> Task prompt: In the data below, find every line that has the string "zbawený", and copy it.
*** Extracted records ***
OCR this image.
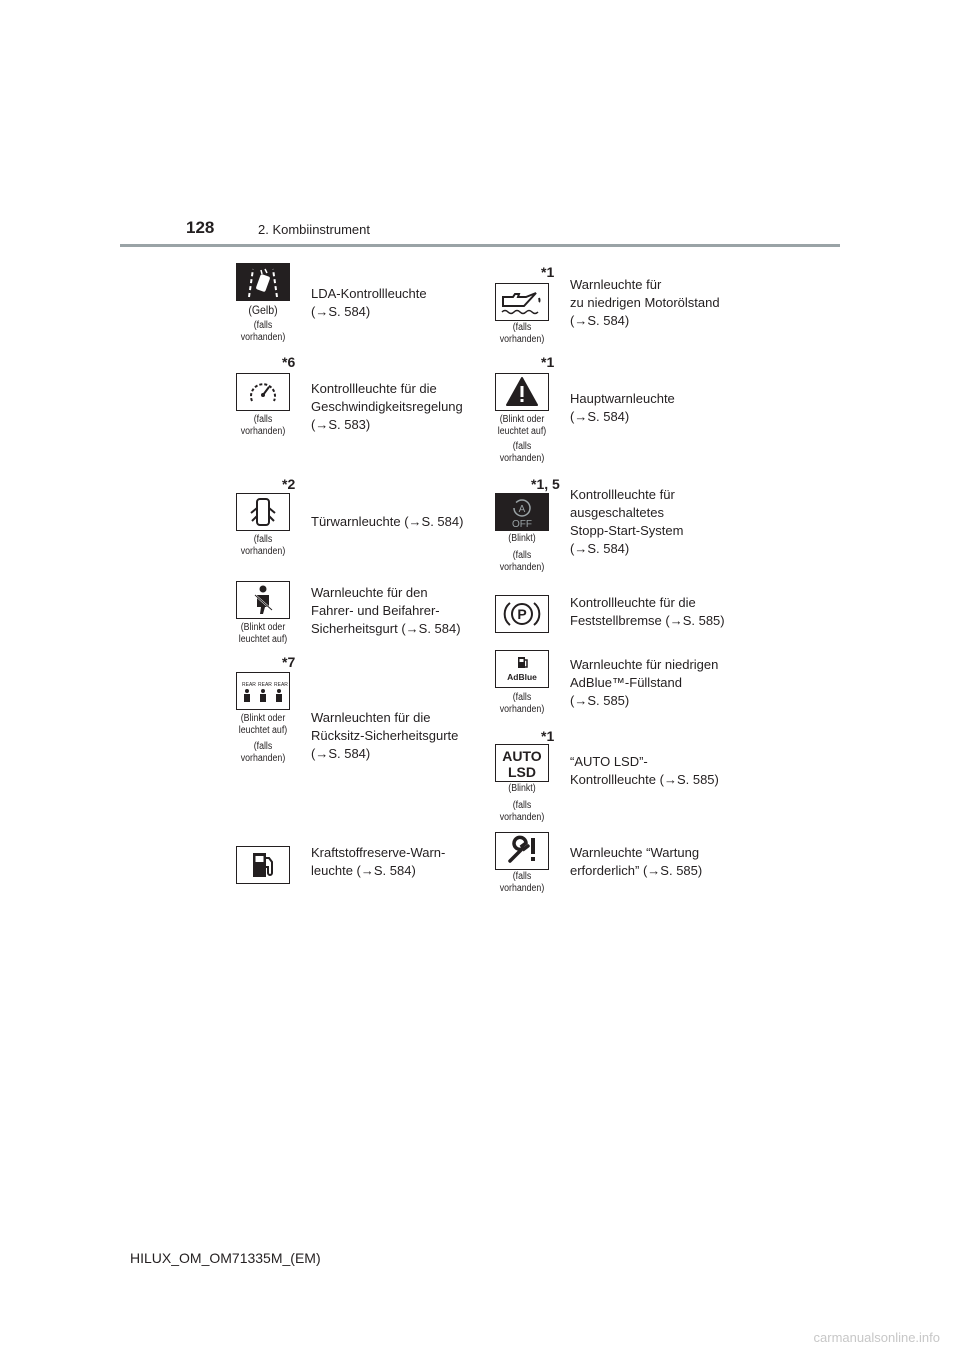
128	2. Kombiinstrument
(Gelb)
(falls
vorhanden)
LDA-Kontrollleuchte
(→S. 584)
*6
(falls
vorhanden)
Kontrollleuchte für die
Geschwindigkeitsregelung
(→S. 583)
*2
(falls
vorhanden)
Türwarnleuchte (→S. 584)
(Blinkt oder
leuchtet auf)
Warnleuchte für den
Fahrer- und Beifahrer-
Sicherheitsgurt (→S. 584)
*7
REAR REAR REAR
(Blinkt oder
leuchtet auf)
(falls
vorhanden)
Warnleuchten für die
Rücksitz-Sicherheitsgurte
(→S. 584)
Kraftstoffreserve-Warn-
leuchte (→S. 584)
*1
(falls
vorhanden)
Warnleuchte für
zu niedrigen Motorölstand
(→S. 584)
*1
(Blinkt oder
leuchtet auf)
(falls
vorhanden)
Hauptwarnleuchte
(→S. 584)
*1, 5
A
OFF
(Blinkt)
(falls
vorhanden)
Kontrollleuchte für
ausgeschaltetes
Stopp-Start-System
(→S. 584)
P
Kontrollleuchte für die
Feststellbremse (→S. 585)
AdBlue
(falls
vorhanden)
Warnleuchte für niedrigen
AdBlue™-Füllstand
(→S. 585)
*1
AUTO
LSD
(Blinkt)
(falls
vorhanden)
“AUTO LSD”-
Kontrollleuchte (→S. 585)
(falls
vorhanden)
Warnleuchte “Wartung
erforderlich” (→S. 585)
HILUX_OM_OM71335M_(EM)
carmanualsonline.info
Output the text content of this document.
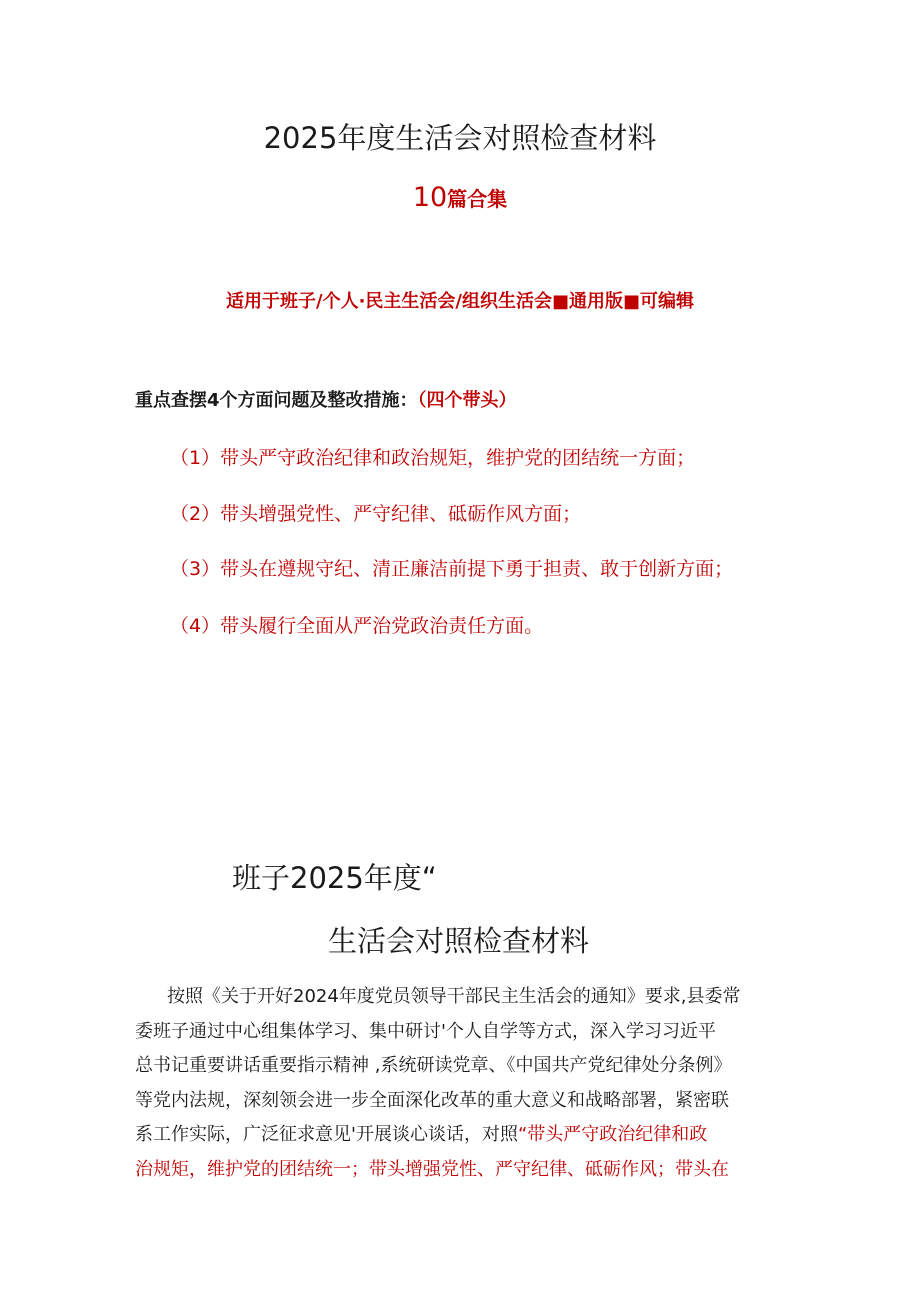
2025年度生活会对照检查材料
10篇合集
适用于班子/个人·民主生活会/组织生活会■通用版■可编辑
重点查摆4个方面问题及整改措施：（四个带头）
（1）带头严守政治纪律和政治规矩，维护党的团结统一方面；
（2）带头增强党性、严守纪律、砥砺作风方面；
（3）带头在遵规守纪、清正廉洁前提下勇于担责、敢于创新方面；
（4）带头履行全面从严治党政治责任方面。
班子2025年度“
生活会对照检查材料
按照《关于开好2024年度党员领导干部民主生活会的通知》要求,县委常
委班子通过中心组集体学习、集中研讨'个人自学等方式，深入学习习近平
总书记重要讲话重要指示精神 ,系统研读党章、《中国共产党纪律处分条例》
等党内法规，深刻领会进一步全面深化改革的重大意义和战略部署，紧密联
系工作实际，广泛征求意见'开展谈心谈话，对照“带头严守政治纪律和政
治规矩，维护党的团结统一；带头增强党性、严守纪律、砥砺作风；带头在
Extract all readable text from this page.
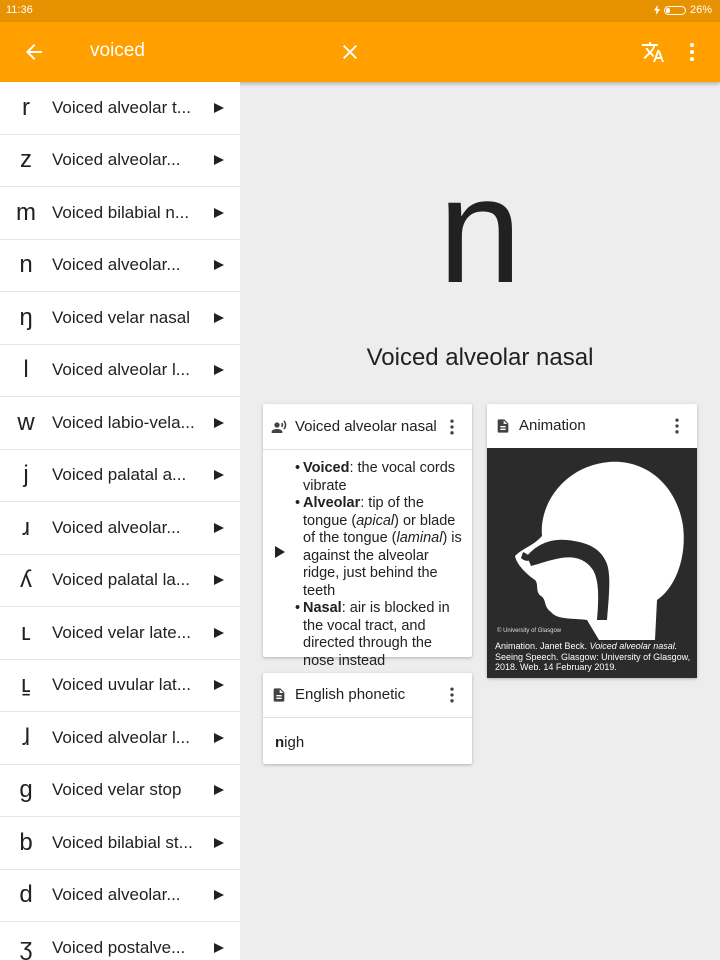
11:36	26%
voiced
r	Voiced alveolar t...
z	Voiced alveolar...
m Voiced bilabial n...
n	Voiced alveolar...
ŋ	Voiced velar nasal
l	Voiced alveolar l...
w	Voiced labio-vela...
j	Voiced palatal a...
ɹ	Voiced alveolar...
ʎ	Voiced palatal la...
ʟ	Voiced velar late...
ʟ̠	Voiced uvular lat...
ɺ	Voiced alveolar l...
g	Voiced velar stop
b	Voiced bilabial st...
d	Voiced alveolar...
ʒ	Voiced postalve...
n
Voiced alveolar nasal
Voiced alveolar nasal
• Voiced: the vocal cords vibrate
• Alveolar: tip of the tongue (apical) or blade of the tongue (laminal) is against the alveolar ridge, just behind the teeth
• Nasal: air is blocked in the vocal tract, and directed through the nose instead
English phonetic
nigh
Animation
© University of Glasgow
Animation. Janet Beck. Voiced alveolar nasal. Seeing Speech. Glasgow: University of Glasgow, 2018. Web. 14 February 2019.
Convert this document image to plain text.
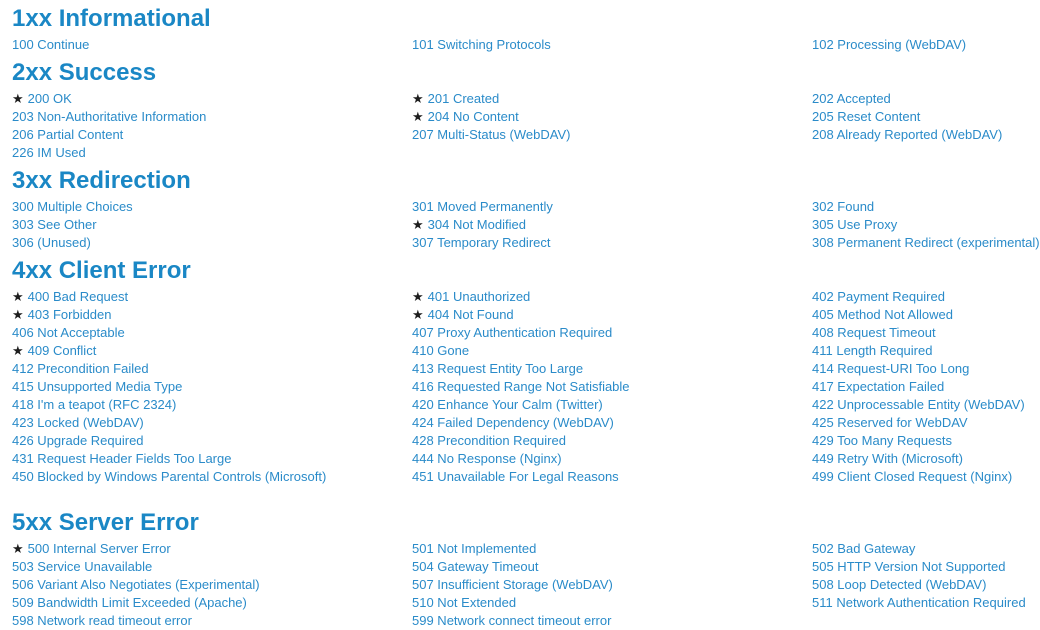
1xx Informational
100 Continue	101 Switching Protocols	102 Processing (WebDAV)
2xx Success
★ 200 OK	★ 201 Created	202 Accepted
203 Non-Authoritative Information	★ 204 No Content	205 Reset Content
206 Partial Content	207 Multi-Status (WebDAV)	208 Already Reported (WebDAV)
226 IM Used
3xx Redirection
300 Multiple Choices	301 Moved Permanently	302 Found
303 See Other	★ 304 Not Modified	305 Use Proxy
306 (Unused)	307 Temporary Redirect	308 Permanent Redirect (experimental)
4xx Client Error
★ 400 Bad Request	★ 401 Unauthorized	402 Payment Required
★ 403 Forbidden	★ 404 Not Found	405 Method Not Allowed
406 Not Acceptable	407 Proxy Authentication Required	408 Request Timeout
★ 409 Conflict	410 Gone	411 Length Required
412 Precondition Failed	413 Request Entity Too Large	414 Request-URI Too Long
415 Unsupported Media Type	416 Requested Range Not Satisfiable	417 Expectation Failed
418 I'm a teapot (RFC 2324)	420 Enhance Your Calm (Twitter)	422 Unprocessable Entity (WebDAV)
423 Locked (WebDAV)	424 Failed Dependency (WebDAV)	425 Reserved for WebDAV
426 Upgrade Required	428 Precondition Required	429 Too Many Requests
431 Request Header Fields Too Large	444 No Response (Nginx)	449 Retry With (Microsoft)
450 Blocked by Windows Parental Controls (Microsoft)	451 Unavailable For Legal Reasons	499 Client Closed Request (Nginx)
5xx Server Error
★ 500 Internal Server Error	501 Not Implemented	502 Bad Gateway
503 Service Unavailable	504 Gateway Timeout	505 HTTP Version Not Supported
506 Variant Also Negotiates (Experimental)	507 Insufficient Storage (WebDAV)	508 Loop Detected (WebDAV)
509 Bandwidth Limit Exceeded (Apache)	510 Not Extended	511 Network Authentication Required
598 Network read timeout error	599 Network connect timeout error
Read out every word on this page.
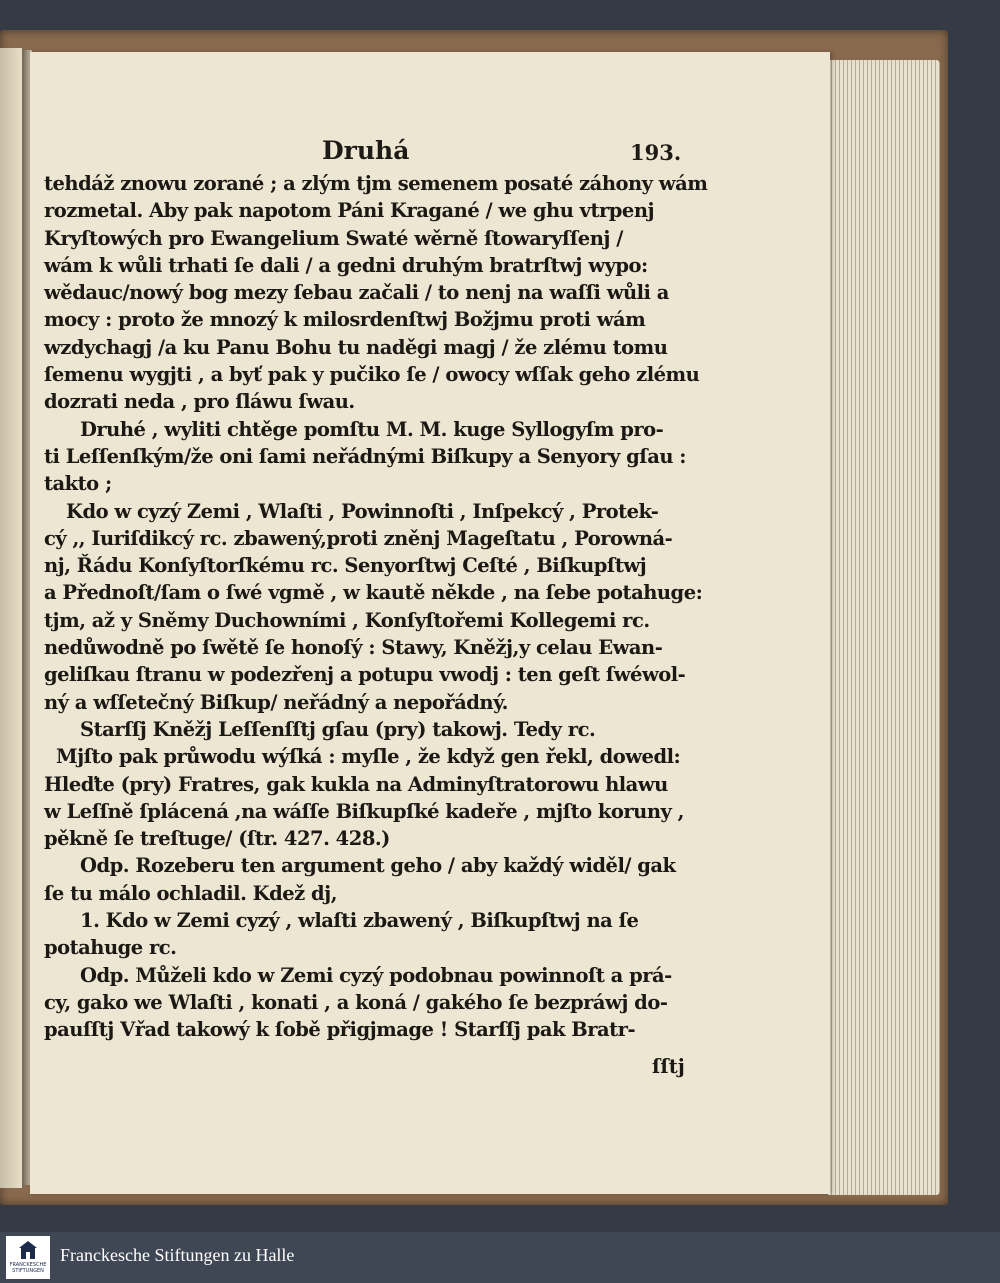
Druhá	193.
tehdáž znowu zorané ; a zlým tjm semenem posaté záhony wám
rozmetal. Aby pak napotom Páni Kragané / we ghu vtrpenj
Kryſtowých pro Ewangelium Swaté wěrně ſtowaryſſenj /
wám k wůli trhati ſe dali / a gedni druhým bratrſtwj wypo:
wědauc/nowý bog mezy ſebau začali / to nenj na waſſi wůli a
mocy : proto že mnozý k milosrdenſtwj Božjmu proti wám
wzdychagj /a ku Panu Bohu tu naděgi magj / že zlému tomu
ſemenu wygjti , a byť pak y pučiko ſe / owocy wſſak geho zlému
dozrati neda , pro ſláwu ſwau.
Druhé , wyliti chtěge pomſtu M. M. kuge Syllogyſm pro-
ti Leſſenſkým/že oni ſami neřádnými Biſkupy a Senyory gſau :
takto ;
Kdo w cyzý Zemi , Wlaſti , Powinnoſti , Inſpekcý , Protek-
cý ,, Iuriſdikcý rc. zbawený,proti zněnj Mageſtatu , Porowná-
nj, Řádu Konſyſtorſkému rc. Senyorſtwj Ceſté , Biſkupſtwj
a Přednoſt/ſam o ſwé vgmě , w kautě někde , na ſebe potahuge:
tjm, až y Sněmy Duchowními , Konſyſtořemi Kollegemi rc.
nedůwodně po ſwětě ſe honoſý : Stawy, Kněžj,y celau Ewan-
geliſkau ſtranu w podezřenj a potupu vwodj : ten geſt ſwéwol-
ný a wſſetečný Biſkup/ neřádný a nepořádný.
Starſſj Kněžj Leſſenſſtj gſau (pry) takowj. Tedy rc.
Mjſto pak průwodu wýſká : myſle , že když gen řekl, dowedl:
Hleďte (pry) Fratres, gak kukla na Adminyſtratorowu hlawu
w Leſſně ſplácená ,na wáſſe Biſkupſké kadeře , mjſto koruny ,
pěkně ſe treſtuge/ (ſtr. 427. 428.)
Odp. Rozeberu ten argument geho / aby každý widěl/ gak
ſe tu málo ochladil. Kdež dj,
1. Kdo w Zemi cyzý , wlaſti zbawený , Biſkupſtwj na ſe
potahuge rc.
Odp. Můželi kdo w Zemi cyzý podobnau powinnoſt a prá-
cy, gako we Wlaſti , konati , a koná / gakého ſe bezpráwj do-
pauſſtj Vřad takowý k ſobě přigjmage ! Starſſj pak Bratr-
ſſtj
FRANCKESCHE
STIFTUNGEN
Franckesche Stiftungen zu Halle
***
> Exercise answer:
cý ,, Iuriſdikcý rc. zbawený,proti zněnj Mageſtatu , Porowná-
1. Kdo w Zemi cyzý , wlaſti zbawený , Biſkupſtwj na ſe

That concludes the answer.